** EL PROBLEMA **
Continúa el fragmento sobre el conflicto entre la fe y la razón a partir de su última oración.

** FRAGMENTO **

1. Introducción
El conflicto entre la fe y la razón es considerado por no pocos como algo que viene ya de lejos y que nunca podrá resolverse. Es una idea muy popular y mantenida por algunos pensadores y numerosos científicos, que cualquiera que se diga o se confiese creyente es alguien incapacitado para sostener posiciones racionales. De hecho, la religión es vista en nuestro mundo occidental como un arcaico vestigio de una época precientífica y que debe ser dado por superado. Los llamados “Nuevos ateos” realizan una crítica radical a las religiones, especialmente al cristianismo, en donde las ridiculizan, apuntan sus incongruencias, sus fallas morales, para después presentar una determinada posición científica como la única vía posible de conocimiento certero.
De hecho, la aparición de lo que se ha denominado modernidad parece ser definida esencialmente como el momento de la superación del pensamiento religioso que mantenía al ser humano sumido en la miseria intelectual para así liberarlo y colocarse él como centro del mundo. Si bien es cierto que después vino lo que se ha llamado posmodernidad con su pesimismo en relación a la razón y su capacidad de llegar a la verdad (cada uno tiene la suya, dirá), lo que también es cierto es que lo religioso no ha llegado a retomar el lugar que antaño poseía, sino que sigue siendo considerado como algo poco serio por personas biempensantes, al mismo nivel que determinadas supersticiones, tradiciones de otros pueblos o sencillamente como propio de personas con un bajo nivel cultural y mucho miedo a la vida. Por ello, la gran cuestión que se plantea, es si cuando alguien dice que cree en una revelación divina conlleva a la par un suicidio intelectual ya que se ve impedido para poder pensar más allá de lo que esta revelación le permite. Así también, el pensador o filósofo puede verse encorsetado en unas palabras o libro divino que haga imposible su labor de búsqueda ya que, precisamente, el cristianismo se presenta como la única respuesta posible al sentido de la vida del ser humano. Parecería que cuando alguien dice que es filósofo, o que usa la razón para acercarse a tal o cual cuestión, no puede ser cristiano; y a la inversa. Tal vez, como mucha concesión, el cristiano usa su capacidad racional de forma extremadamente limitada.

Entradas del conjunto de datos de maquetación
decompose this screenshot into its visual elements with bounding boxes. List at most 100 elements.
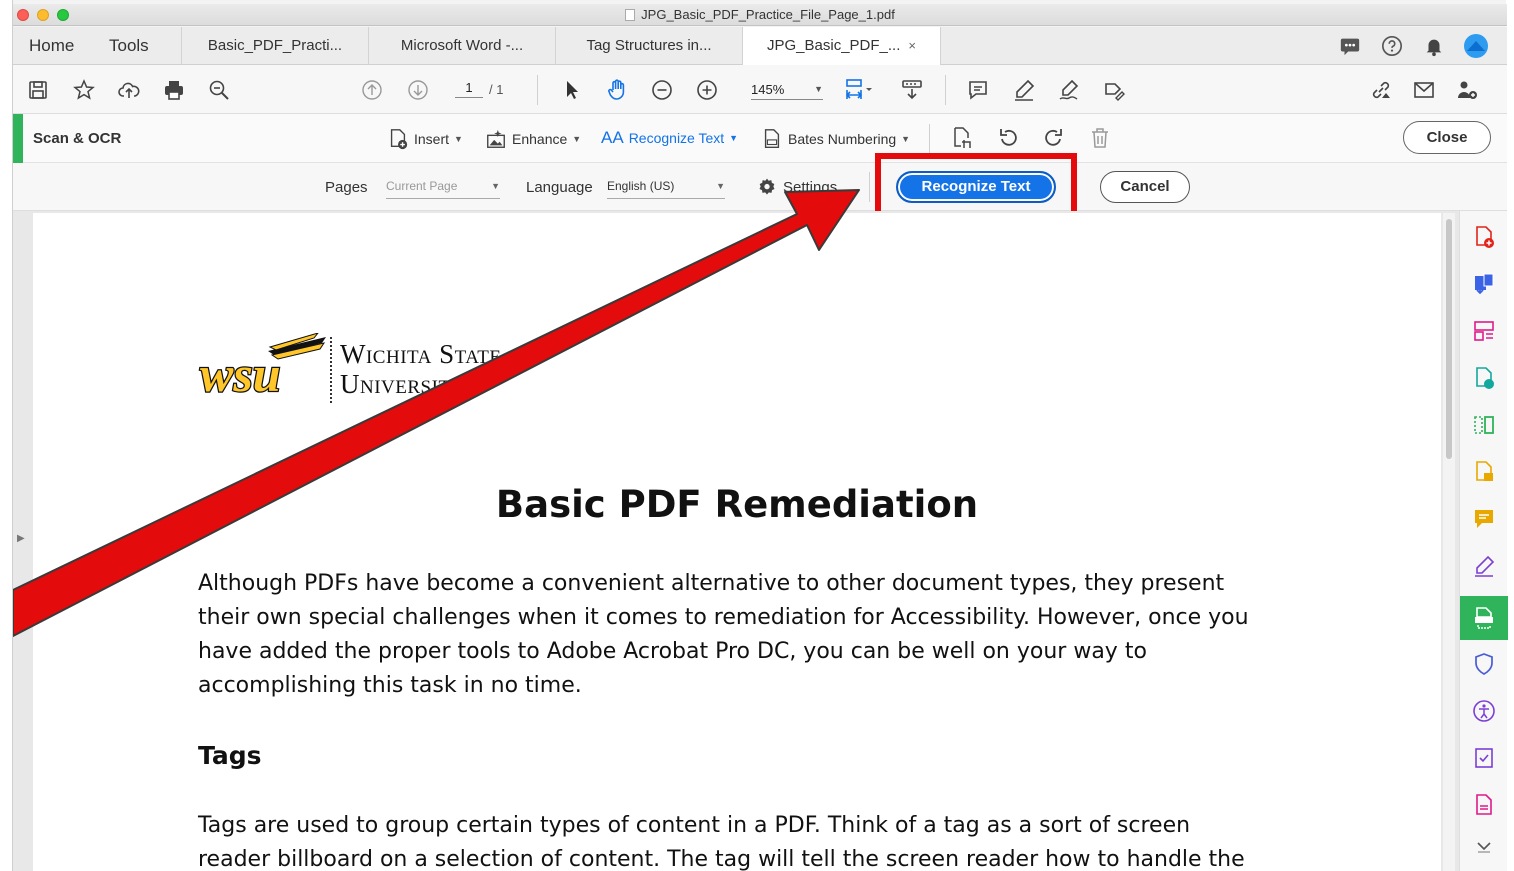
print-production-icon[interactable]: [1472, 793, 1496, 817]
fill-and-sign-icon[interactable]: [1472, 554, 1496, 578]
upload-cloud-icon[interactable]: [116, 77, 142, 103]
zoom-level-dropdown[interactable]: 145% ▼: [751, 82, 823, 100]
bookmark-star-icon[interactable]: [71, 77, 97, 103]
compare-files-icon[interactable]: [1472, 413, 1496, 437]
zoom-out-icon[interactable]: [649, 77, 675, 103]
bates-numbering-tool-button[interactable]: Bates Numbering ▼: [761, 128, 910, 150]
paragraph-line: Although PDFs have become a convenient a…: [198, 571, 1225, 596]
user-avatar-icon[interactable]: [1463, 33, 1489, 59]
tab-close-icon[interactable]: ×: [908, 38, 916, 53]
delete-trash-icon[interactable]: [1087, 125, 1113, 151]
chevron-down-icon: ▼: [729, 133, 739, 143]
pages-select[interactable]: Current Page ▼: [386, 179, 500, 199]
paragraph-line: accomplishing this task in no time.: [198, 673, 582, 698]
export-pdf-icon[interactable]: [1472, 272, 1496, 296]
settings-label: Settings: [783, 178, 838, 196]
email-icon[interactable]: [1411, 77, 1437, 103]
zoom-search-icon[interactable]: [206, 77, 232, 103]
vertical-scrollbar[interactable]: [1443, 213, 1455, 871]
insert-tool-button[interactable]: Insert ▼: [387, 128, 463, 150]
chat-icon[interactable]: [1339, 35, 1361, 57]
enhance-image-icon: [487, 129, 505, 148]
print-icon[interactable]: [161, 77, 187, 103]
tab-document-3[interactable]: Tag Structures in...: [555, 27, 742, 65]
svg-text:wsu: wsu: [200, 346, 281, 402]
add-user-icon[interactable]: [1454, 77, 1480, 103]
next-page-icon[interactable]: [405, 77, 431, 103]
logo-line-2: University: [340, 369, 465, 399]
scan-ocr-tool-icon[interactable]: [1460, 596, 1508, 640]
scrollbar-thumb[interactable]: [1446, 219, 1452, 459]
chevron-down-icon: ▼: [454, 134, 463, 144]
tab-label: Microsoft Word -...: [400, 37, 524, 54]
tools-link[interactable]: Tools: [109, 27, 149, 65]
more-tools-chevron-icon[interactable]: [1472, 837, 1496, 857]
previous-page-icon[interactable]: [359, 77, 385, 103]
zoom-window-button[interactable]: [57, 9, 69, 21]
prepare-form-icon[interactable]: [1472, 746, 1496, 770]
close-window-button[interactable]: [17, 9, 29, 21]
fill-sign-icon[interactable]: [1101, 77, 1127, 103]
comment-tool-icon[interactable]: [1472, 507, 1496, 531]
zoom-in-icon[interactable]: [694, 77, 720, 103]
tool-color-marker: [13, 114, 23, 163]
save-icon[interactable]: [25, 77, 51, 103]
tab-document-active[interactable]: JPG_Basic_PDF_... ×: [742, 27, 941, 66]
scrolling-mode-icon[interactable]: [899, 77, 925, 103]
recognize-text-tool-button[interactable]: AA Recognize Text ▼: [601, 128, 738, 148]
paragraph-line: have added the proper tools to Adobe Acr…: [198, 639, 1147, 664]
notifications-bell-icon[interactable]: [1423, 35, 1445, 57]
help-icon[interactable]: [1381, 35, 1403, 57]
toolbar-divider: [537, 75, 538, 105]
create-pdf-icon[interactable]: [1472, 225, 1496, 249]
crop-page-icon[interactable]: [949, 125, 975, 151]
logo-divider: [330, 337, 332, 403]
chevron-down-icon: ▼: [814, 84, 823, 94]
organize-pages-icon[interactable]: [1472, 319, 1496, 343]
insert-label: Insert: [414, 131, 450, 147]
minimize-window-button[interactable]: [37, 9, 49, 21]
language-select-value: English (US): [607, 179, 675, 193]
intro-paragraph: Although PDFs have become a convenient a…: [198, 567, 1288, 703]
recognize-text-button[interactable]: Recognize Text: [896, 171, 1056, 203]
settings-button[interactable]: Settings: [757, 177, 837, 197]
tool-title: Scan & OCR: [33, 130, 122, 147]
logo-wordmark: Wichita State University: [340, 339, 502, 399]
combine-files-icon[interactable]: [1472, 460, 1496, 484]
edit-pdf-icon[interactable]: [1472, 366, 1496, 390]
comment-icon[interactable]: [965, 77, 991, 103]
highlight-pen-icon[interactable]: [1011, 77, 1037, 103]
page-number-input[interactable]: 1: [455, 80, 483, 98]
tab-document-2[interactable]: Microsoft Word -...: [368, 27, 555, 65]
sign-pen-icon[interactable]: [1056, 77, 1082, 103]
document-viewer[interactable]: ▶ wsu Wichita State University Basic PDF…: [13, 211, 1508, 871]
home-link[interactable]: Home: [29, 27, 74, 65]
toolbar-divider: [929, 124, 930, 154]
select-cursor-icon[interactable]: [559, 77, 585, 103]
scan-ocr-toolbar: Scan & OCR Insert ▼ Enhance ▼ AA Recognize…: [13, 114, 1507, 163]
accessibility-icon[interactable]: [1472, 699, 1496, 723]
paragraph-line: Tags are used to group certain types of …: [198, 813, 1191, 838]
rotate-left-icon[interactable]: [995, 125, 1021, 151]
cancel-button[interactable]: Cancel: [1100, 171, 1190, 203]
hand-tool-icon[interactable]: [604, 77, 630, 103]
zoom-level-value: 145%: [751, 82, 785, 97]
pages-select-value: Current Page: [386, 179, 458, 193]
enhance-tool-button[interactable]: Enhance ▼: [485, 128, 581, 150]
share-link-icon[interactable]: [1368, 77, 1394, 103]
chevron-down-icon: ▼: [716, 181, 725, 191]
document-icon: [625, 9, 636, 21]
gear-icon: [759, 178, 775, 195]
wsu-logo: wsu Wichita State University: [198, 333, 538, 413]
toolbar-divider: [945, 75, 946, 105]
protect-shield-icon[interactable]: [1472, 652, 1496, 676]
page-total: / 1: [489, 82, 504, 97]
tab-document-1[interactable]: Basic_PDF_Practi...: [181, 27, 368, 65]
rotate-right-icon[interactable]: [1041, 125, 1067, 151]
fit-page-icon[interactable]: [841, 77, 877, 103]
expand-left-panel-icon[interactable]: ▶: [17, 533, 25, 544]
close-tool-button[interactable]: Close: [1403, 121, 1491, 154]
language-select[interactable]: English (US) ▼: [607, 179, 725, 199]
chevron-down-icon: ▼: [901, 134, 911, 144]
main-toolbar: 1 / 1 145% ▼: [13, 65, 1507, 114]
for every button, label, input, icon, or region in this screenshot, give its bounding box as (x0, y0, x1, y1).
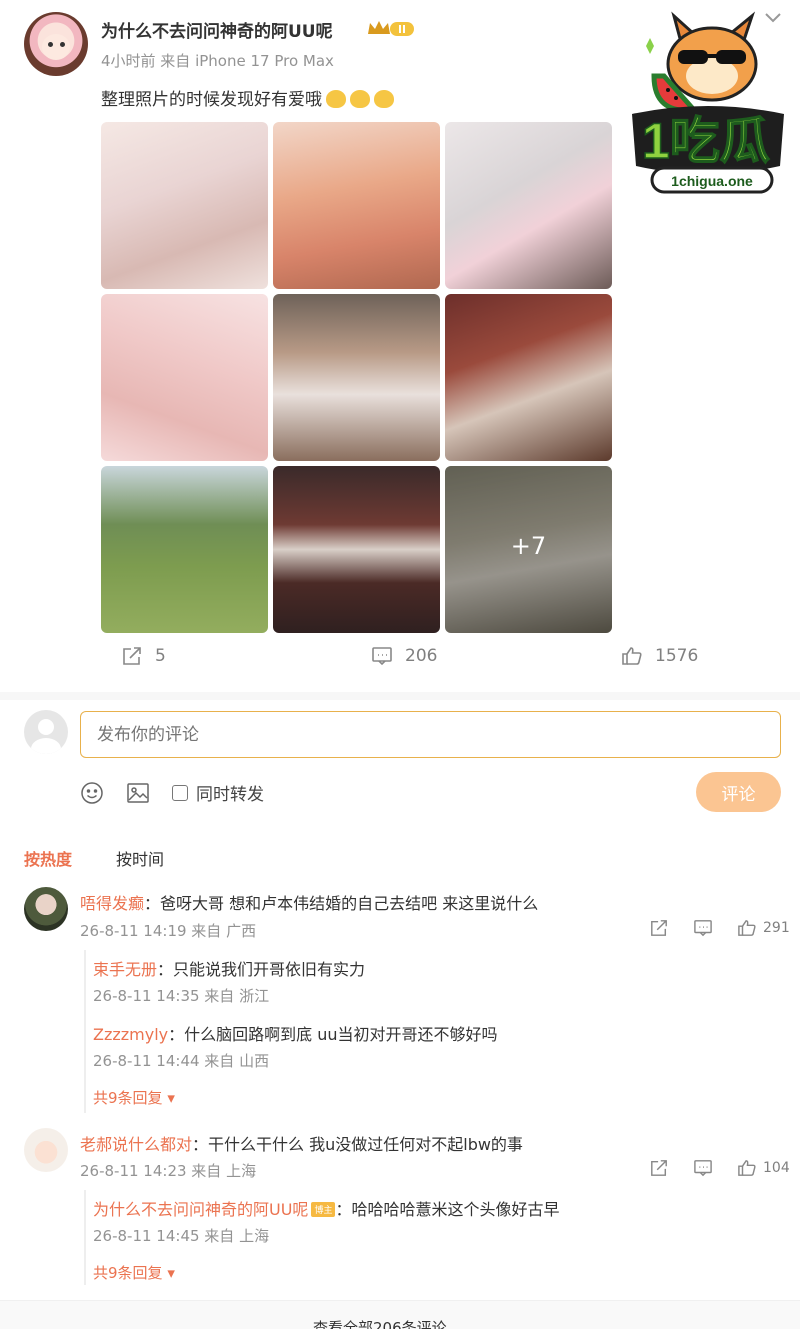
repost-label: 同时转发 (196, 785, 264, 805)
current-user-avatar (24, 710, 68, 754)
share-icon (123, 647, 141, 665)
photo-thumbnail[interactable] (445, 294, 612, 461)
reply-time: 26-8-11 14:45 来自 上海 (93, 1227, 270, 1245)
replier-name[interactable]: Zzzzmyly (93, 1025, 168, 1044)
reply-body: ：只能说我们开哥依旧有实力 (157, 960, 366, 979)
comment-like-count: 104 (763, 1160, 790, 1176)
more-replies-label: 共9条回复 (93, 1089, 163, 1107)
comment-input[interactable] (80, 711, 781, 758)
reply-time: 26-8-11 14:35 来自 浙江 (93, 987, 270, 1005)
more-replies-link[interactable]: 共9条回复 ▾ (93, 1087, 175, 1108)
sort-by-time-tab[interactable]: 按时间 (116, 846, 164, 870)
commenter-avatar[interactable] (24, 1128, 68, 1172)
more-replies-link[interactable]: 共9条回复 ▾ (93, 1262, 175, 1283)
post-meta: 4小时前 来自 iPhone 17 Pro Max (101, 52, 334, 70)
author-avatar[interactable] (24, 12, 88, 76)
composer-tools: 同时转发 (80, 780, 264, 805)
reply-text: 束手无册：只能说我们开哥依旧有实力 (93, 956, 365, 980)
thumbs-up-icon[interactable] (737, 1159, 757, 1177)
photo-thumbnail[interactable] (101, 122, 268, 289)
comment-icon[interactable] (693, 919, 713, 937)
photo-thumbnail[interactable] (273, 466, 440, 633)
commenter-name[interactable]: 唔得发癫 (80, 894, 144, 913)
photo-thumbnail-more[interactable]: +7 (445, 466, 612, 633)
comment-actions: 104 (649, 1159, 790, 1177)
watermark-logo: 1吃瓜 1chigua.one (632, 11, 784, 194)
commenter-name[interactable]: 老郝说什么都对 (80, 1135, 192, 1154)
author-badge: 博主 (311, 1202, 336, 1217)
thumbs-up-icon[interactable] (737, 919, 757, 937)
photo-thumbnail[interactable] (273, 294, 440, 461)
clap-emoji-icon (326, 90, 346, 108)
submit-comment-button[interactable]: 评论 (696, 772, 781, 812)
comment-like-count: 291 (763, 920, 790, 936)
share-count: 5 (155, 646, 166, 666)
comment-body: ：干什么干什么 我u没做过任何对不起lbw的事 (192, 1135, 523, 1154)
replier-name[interactable]: 为什么不去问问神奇的阿UU呢 (93, 1200, 308, 1219)
caption-text: 整理照片的时候发现好有爱哦 (101, 90, 322, 110)
reply-time: 26-8-11 14:44 来自 山西 (93, 1052, 270, 1070)
comment-time: 26-8-11 14:19 来自 广西 (80, 922, 257, 940)
photo-grid: +7 (101, 122, 613, 633)
more-photos-count: +7 (510, 532, 547, 560)
photo-thumbnail[interactable] (101, 466, 268, 633)
thumbs-up-icon (622, 647, 642, 665)
clap-emoji-icon (350, 90, 370, 108)
emoji-icon[interactable] (80, 781, 104, 805)
replier-name[interactable]: 束手无册 (93, 960, 157, 979)
reply-text: 为什么不去问问神奇的阿UU呢 博主 ：哈哈哈哈薏米这个头像好古早 (93, 1196, 559, 1220)
comment-count: 206 (405, 646, 438, 666)
comment-text: 唔得发癫：爸呀大哥 想和卢本伟结婚的自己去结吧 来这里说什么 (80, 890, 538, 914)
like-count: 1576 (655, 646, 699, 666)
reply-text: Zzzzmyly：什么脑回路啊到底 uu当初对开哥还不够好吗 (93, 1021, 498, 1045)
comment-icon[interactable] (693, 1159, 713, 1177)
reply-body: ：哈哈哈哈薏米这个头像好古早 (335, 1200, 560, 1219)
comment-button[interactable]: 206 (371, 646, 437, 666)
svg-text:1chigua.one: 1chigua.one (671, 173, 753, 189)
commenter-avatar[interactable] (24, 887, 68, 931)
comment-body: ：爸呀大哥 想和卢本伟结婚的自己去结吧 来这里说什么 (144, 894, 539, 913)
caret-down-icon: ▾ (162, 1089, 175, 1107)
photo-thumbnail[interactable] (273, 122, 440, 289)
share-button[interactable]: 5 (121, 646, 166, 666)
comment-time: 26-8-11 14:23 来自 上海 (80, 1162, 257, 1180)
comment-text: 老郝说什么都对：干什么干什么 我u没做过任何对不起lbw的事 (80, 1131, 523, 1155)
repost-checkbox[interactable] (172, 784, 188, 801)
like-button[interactable]: 1576 (621, 646, 698, 666)
sort-by-hot-tab[interactable]: 按热度 (24, 846, 72, 870)
share-icon[interactable] (649, 919, 669, 937)
view-all-comments-bar[interactable]: 查看全部206条评论 (0, 1300, 800, 1329)
vip-crown-icon (368, 21, 414, 36)
share-icon[interactable] (649, 1159, 669, 1177)
photo-thumbnail[interactable] (445, 122, 612, 289)
reply-body: ：什么脑回路啊到底 uu当初对开哥还不够好吗 (168, 1025, 498, 1044)
caret-down-icon: ▾ (162, 1264, 175, 1282)
comment-actions: 291 (649, 919, 790, 937)
clap-emoji-icon (374, 90, 394, 108)
photo-thumbnail[interactable] (101, 294, 268, 461)
author-name[interactable]: 为什么不去问问神奇的阿UU呢 (101, 17, 333, 42)
post-caption: 整理照片的时候发现好有爱哦 (101, 85, 394, 110)
image-icon[interactable] (126, 781, 150, 805)
view-all-comments-label: 查看全部206条评论 (313, 1319, 447, 1329)
section-divider (0, 692, 800, 700)
more-replies-label: 共9条回复 (93, 1264, 163, 1282)
comment-icon (372, 647, 392, 666)
svg-text:1吃瓜: 1吃瓜 (642, 113, 770, 169)
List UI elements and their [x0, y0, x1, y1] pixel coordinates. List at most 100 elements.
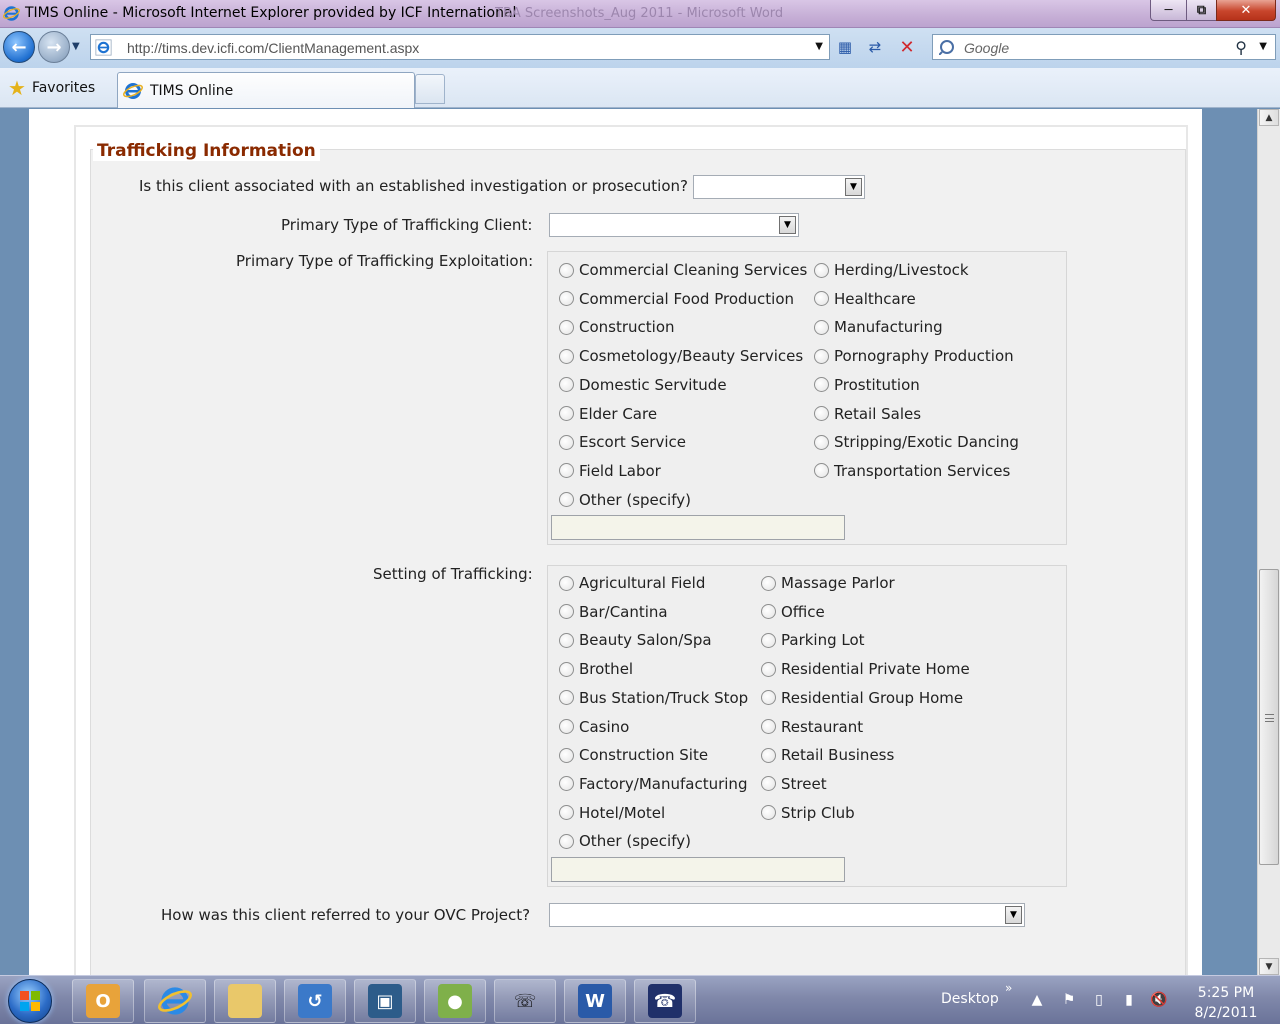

** RESPUESTA **
Esta visión de la relación entre la fe y
la razón no es algo que proceda únicamente del ámbito de fuera de la Iglesia.
No son pocos los creyentes que creen que la fe está por encima de nuestra
capacidad de razonar de tal forma que consideran que la filosofía, en muchas
ocasiones, fue un camino que tomaron aquellos que no querían aceptar la
revelación divina. Algunos incluso la catalogan como diabólica, como el
resultado de la labor de mentes depravadas que quieren poner vías alternativas
al único camino de salvación provisto en Cristo.
Esta consideración está muy presente en no pocas iglesias de las llamadas evangélicas que incluso pregonan desde sus pulpitos que la filosofía es anticristiana, y que solo abandonándose en los brazos de la fe es que se puede experimentar una auténtica vida cristiana. Si no entiendes algo, se sigue diciendo, aun así confía ya que Dios tiene una mente y unos planes que están más allá de nuestro entendimiento. Es sometiéndose a ellos, se entienda o no determinada posición doctrinal o enseñanza, que se es un creyente genuino.
2. Filosofía, fe y
razón
2.1 ¿Es incompatible la fe y la razón?
Ante el
panorama descrito en la primera parte de este ensayo, la pregunta que se nos
plantea, y que es esencial contestar para poder ir adelante, es si la razón y
la fe son dos conceptos, dos realidades incompatibles. Si así fuera, la razón
humana estaría totalmente depravada, incapaz de aproximarse tan siquiera a la
luz, de entender algo de la verdad que solo podría provenir por medio de la
revelación. Esta revelación únicamente podría ser entendida por aquellas
personas que hubieran aceptado a Jesús como su Señor y Salvador y,
consecuentemente, sus mentes habrían sido iluminadas. Es esta precisamente la
actitud general que reinó durante la llamada Reforma Protestante del siglo XVI y
que después pasó a las diferentes iglesias históricas y tantas otras independientes.
Para el
creyente salido de la Reforma el hombre natural era incapaz por sí mismo de
alcanzar nada de su realidad, de la verdad, impedido moral y racionalmente,
totalmente depravado.[1]
Por otra parte, la evolución de la sociedad occidental en donde precisamente
había irrumpido la Reforma, fue relegando cada vez más a la religión al ámbito
de lo privado[2], hasta que sencillamente
no se consideró apenas como algo digno de ser tenido en cuenta, reinando en
consecuencia el cientificismo, el materialismo o el fisicalismo.
Parecería
que tanto un buen número de creyentes como de no creyentes están de acuerdo en
que la razón y la fe son como dos sustancias incompatibles, y si en un
recipiente aparece una se excluye automáticamente a la otra.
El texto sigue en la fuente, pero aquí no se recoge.